Records contained in a dataset
########

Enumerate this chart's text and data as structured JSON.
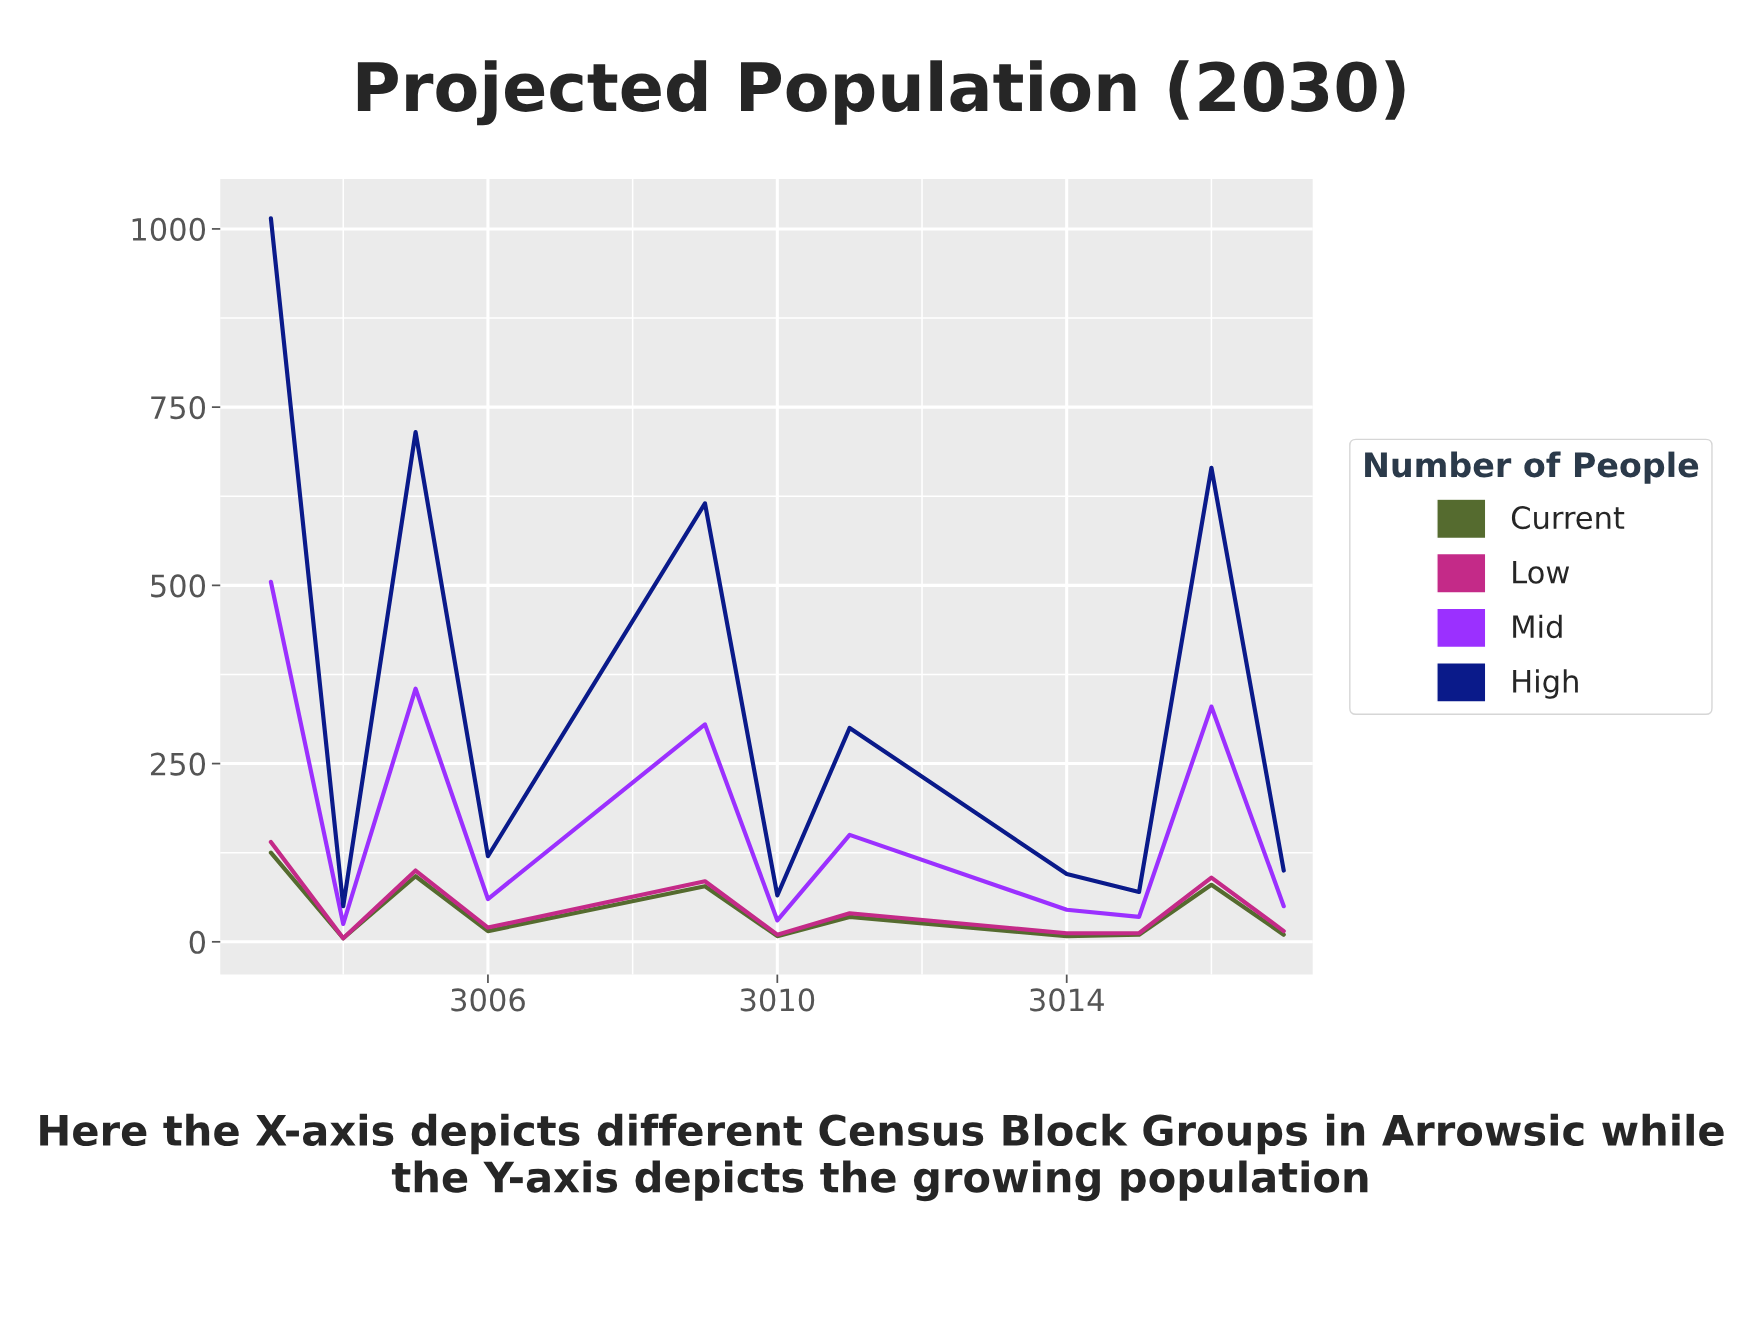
{
  "chart_data": {
    "type": "line",
    "title": "Projected Population (2030)",
    "legend_title": "Number of People",
    "legend": "right",
    "grid": true,
    "marker": "none",
    "line_style": "solid",
    "x": [
      3003,
      3004,
      3005,
      3006,
      3009,
      3010,
      3011,
      3014,
      3015,
      3016,
      3017
    ],
    "xlim": [
      3002.3,
      3017.4
    ],
    "xticks": [
      3006,
      3010,
      3014
    ],
    "ylim": [
      -46,
      1070
    ],
    "yticks": [
      0,
      250,
      500,
      750,
      1000
    ],
    "series": [
      {
        "name": "Current",
        "color": "#556b2f",
        "values": [
          125,
          5,
          92,
          15,
          78,
          8,
          35,
          8,
          10,
          80,
          10
        ]
      },
      {
        "name": "Low",
        "color": "#c42a88",
        "values": [
          140,
          5,
          100,
          20,
          85,
          10,
          40,
          12,
          12,
          90,
          15
        ]
      },
      {
        "name": "Mid",
        "color": "#9b30ff",
        "values": [
          505,
          25,
          355,
          60,
          305,
          30,
          150,
          45,
          35,
          330,
          50
        ]
      },
      {
        "name": "High",
        "color": "#0a1a8a",
        "values": [
          1015,
          50,
          715,
          120,
          615,
          65,
          300,
          95,
          70,
          665,
          100
        ]
      }
    ],
    "annotations": [
      "Here the X-axis depicts different Census Block Groups in Arrowsic while the Y-axis depicts the growing population"
    ]
  }
}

########

### Directive
Each line that holds the word "name" is to be copied.

### Written response
        "name": "Current",
        "name": "Low",
        "name": "Mid",
        "name": "High",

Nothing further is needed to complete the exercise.